## EXERCISE DETAILS
Can you convert each line of the material below into a numbered list, skipping any blank lines and leaving out the pictures?

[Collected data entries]
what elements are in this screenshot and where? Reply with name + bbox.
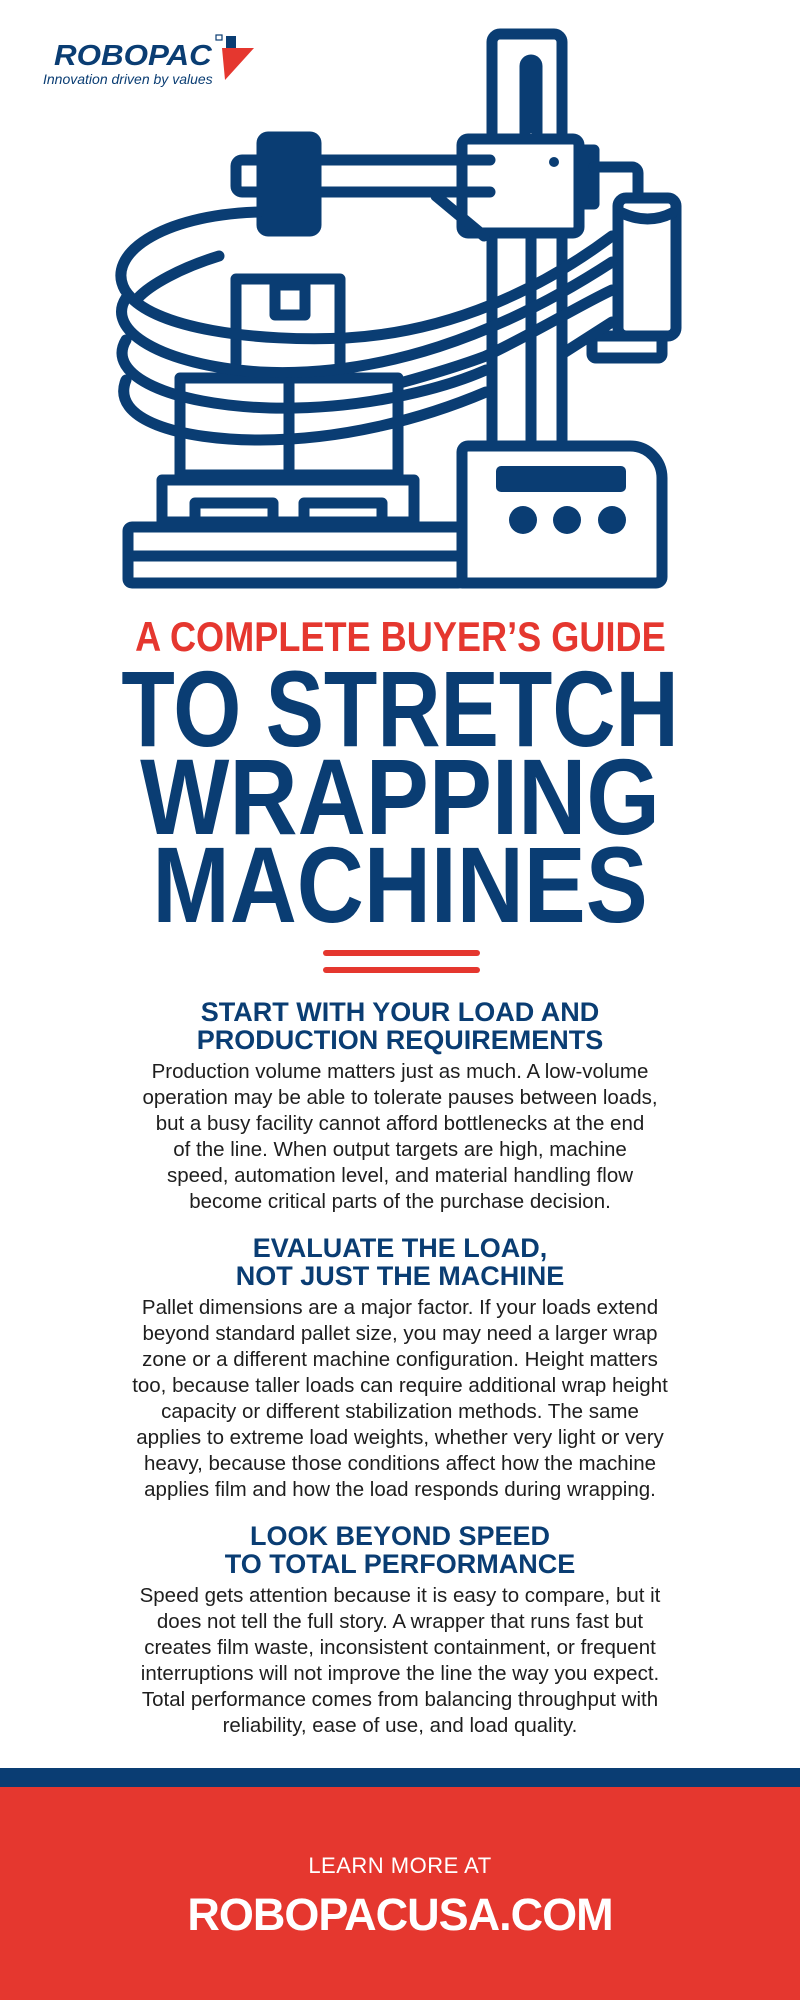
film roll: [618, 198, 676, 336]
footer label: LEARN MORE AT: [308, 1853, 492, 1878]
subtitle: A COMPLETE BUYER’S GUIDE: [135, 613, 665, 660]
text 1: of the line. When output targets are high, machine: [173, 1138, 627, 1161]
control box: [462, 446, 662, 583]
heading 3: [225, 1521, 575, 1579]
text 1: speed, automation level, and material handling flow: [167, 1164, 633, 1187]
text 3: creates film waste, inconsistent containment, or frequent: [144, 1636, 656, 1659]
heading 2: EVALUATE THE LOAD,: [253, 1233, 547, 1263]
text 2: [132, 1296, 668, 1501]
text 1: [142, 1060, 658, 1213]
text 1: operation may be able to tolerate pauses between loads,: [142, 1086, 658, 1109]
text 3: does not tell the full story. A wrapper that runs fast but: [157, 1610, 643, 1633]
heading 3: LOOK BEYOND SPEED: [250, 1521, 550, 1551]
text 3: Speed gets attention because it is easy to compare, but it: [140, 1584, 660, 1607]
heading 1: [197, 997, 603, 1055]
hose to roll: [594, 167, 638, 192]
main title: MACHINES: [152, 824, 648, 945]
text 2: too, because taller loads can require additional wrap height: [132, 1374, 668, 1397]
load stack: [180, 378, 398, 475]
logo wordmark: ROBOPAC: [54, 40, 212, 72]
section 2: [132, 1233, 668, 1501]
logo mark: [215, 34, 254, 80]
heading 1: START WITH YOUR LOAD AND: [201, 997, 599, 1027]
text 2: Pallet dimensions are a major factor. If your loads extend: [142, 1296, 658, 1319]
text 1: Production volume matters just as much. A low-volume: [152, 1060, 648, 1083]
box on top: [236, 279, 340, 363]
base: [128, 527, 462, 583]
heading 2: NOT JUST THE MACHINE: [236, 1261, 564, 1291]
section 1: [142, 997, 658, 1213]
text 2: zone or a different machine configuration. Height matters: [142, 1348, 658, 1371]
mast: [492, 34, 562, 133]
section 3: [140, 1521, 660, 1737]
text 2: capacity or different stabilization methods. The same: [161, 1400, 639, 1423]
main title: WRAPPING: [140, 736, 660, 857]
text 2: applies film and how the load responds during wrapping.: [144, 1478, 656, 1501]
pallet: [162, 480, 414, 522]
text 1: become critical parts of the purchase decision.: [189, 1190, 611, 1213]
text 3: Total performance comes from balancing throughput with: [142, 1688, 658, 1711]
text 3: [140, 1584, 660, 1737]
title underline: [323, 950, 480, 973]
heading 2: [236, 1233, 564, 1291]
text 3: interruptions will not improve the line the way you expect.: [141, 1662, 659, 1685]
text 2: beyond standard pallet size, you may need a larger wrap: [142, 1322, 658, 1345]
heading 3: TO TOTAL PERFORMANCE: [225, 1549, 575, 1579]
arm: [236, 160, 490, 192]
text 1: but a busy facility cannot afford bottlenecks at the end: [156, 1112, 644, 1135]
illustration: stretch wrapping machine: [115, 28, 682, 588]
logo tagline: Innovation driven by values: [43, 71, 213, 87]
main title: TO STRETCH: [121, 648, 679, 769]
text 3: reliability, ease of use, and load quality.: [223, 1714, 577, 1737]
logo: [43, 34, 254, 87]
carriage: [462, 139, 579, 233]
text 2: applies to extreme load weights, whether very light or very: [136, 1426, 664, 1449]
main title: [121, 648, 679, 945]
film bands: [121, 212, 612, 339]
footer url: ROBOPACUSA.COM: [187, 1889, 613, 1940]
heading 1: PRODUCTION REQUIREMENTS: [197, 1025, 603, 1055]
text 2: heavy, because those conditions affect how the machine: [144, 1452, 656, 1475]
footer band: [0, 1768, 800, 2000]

## RESULT
1. what elements are in this screenshot and where? Reply with name + bbox.
2. film roll: [618, 198, 676, 336]
3. footer label: LEARN MORE AT: [308, 1853, 492, 1878]
4. subtitle: A COMPLETE BUYER’S GUIDE: [135, 613, 665, 660]
5. text 1: of the line. When output targets are high, machine: [173, 1138, 627, 1161]
6. control box: [462, 446, 662, 583]
7. heading 3: [225, 1521, 575, 1579]
8. text 1: speed, automation level, and material handling flow: [167, 1164, 633, 1187]
9. text 3: creates film waste, inconsistent containment, or frequent: [144, 1636, 656, 1659]
10. heading 2: EVALUATE THE LOAD,: [253, 1233, 547, 1263]
11. text 2: [132, 1296, 668, 1501]
12. text 1: [142, 1060, 658, 1213]
13. text 1: operation may be able to tolerate pauses between loads,: [142, 1086, 658, 1109]
14. text 3: does not tell the full story. A wrapper that runs fast but: [157, 1610, 643, 1633]
15. heading 3: LOOK BEYOND SPEED: [250, 1521, 550, 1551]
16. text 3: Speed gets attention because it is easy to compare, but it: [140, 1584, 660, 1607]
17. heading 1: [197, 997, 603, 1055]
18. hose to roll: [594, 167, 638, 192]
19. main title: MACHINES: [152, 824, 648, 945]
20. text 2: too, because taller loads can require additional wrap height: [132, 1374, 668, 1397]
21. load stack: [180, 378, 398, 475]
22. logo wordmark: ROBOPAC: [54, 40, 212, 72]
23. section 2: [132, 1233, 668, 1501]
24. logo mark: [215, 34, 254, 80]
25. heading 1: START WITH YOUR LOAD AND: [201, 997, 599, 1027]
26. text 2: Pallet dimensions are a major factor. If your loads extend: [142, 1296, 658, 1319]
27. text 1: Production volume matters just as much. A low-volume: [152, 1060, 648, 1083]
28. box on top: [236, 279, 340, 363]
29. base: [128, 527, 462, 583]
30. heading 2: NOT JUST THE MACHINE: [236, 1261, 564, 1291]
31. section 1: [142, 997, 658, 1213]
32. text 2: zone or a different machine configuration. Height matters: [142, 1348, 658, 1371]
33. mast: [492, 34, 562, 133]
34. section 3: [140, 1521, 660, 1737]
35. text 2: capacity or different stabilization methods. The same: [161, 1400, 639, 1423]
36. main title: WRAPPING: [140, 736, 660, 857]
37. text 2: applies film and how the load responds during wrapping.: [144, 1478, 656, 1501]
38. pallet: [162, 480, 414, 522]
39. text 1: become critical parts of the purchase decision.: [189, 1190, 611, 1213]
40. text 3: Total performance comes from balancing throughput with: [142, 1688, 658, 1711]
41. text 3: [140, 1584, 660, 1737]
42. title underline: [323, 950, 480, 973]
43. heading 2: [236, 1233, 564, 1291]
44. text 3: interruptions will not improve the line the way you expect.: [141, 1662, 659, 1685]
45. text 2: beyond standard pallet size, you may need a larger wrap: [142, 1322, 658, 1345]
46. heading 3: TO TOTAL PERFORMANCE: [225, 1549, 575, 1579]
47. arm: [236, 160, 490, 192]
48. text 1: but a busy facility cannot afford bottlenecks at the end: [156, 1112, 644, 1135]
49. illustration: stretch wrapping machine: [115, 28, 682, 588]
50. logo tagline: Innovation driven by values: [43, 71, 213, 87]
51. main title: TO STRETCH: [121, 648, 679, 769]
52. text 3: reliability, ease of use, and load quality.: [223, 1714, 577, 1737]
53. logo: [43, 34, 254, 87]
54. carriage: [462, 139, 579, 233]
55. text 2: applies to extreme load weights, whether very light or very: [136, 1426, 664, 1449]
56. main title: [121, 648, 679, 945]
57. film bands: [121, 212, 612, 339]
58. footer url: ROBOPACUSA.COM: [187, 1889, 613, 1940]
59. heading 1: PRODUCTION REQUIREMENTS: [197, 1025, 603, 1055]
60. text 2: heavy, because those conditions affect how the machine: [144, 1452, 656, 1475]
61. footer band: [0, 1768, 800, 2000]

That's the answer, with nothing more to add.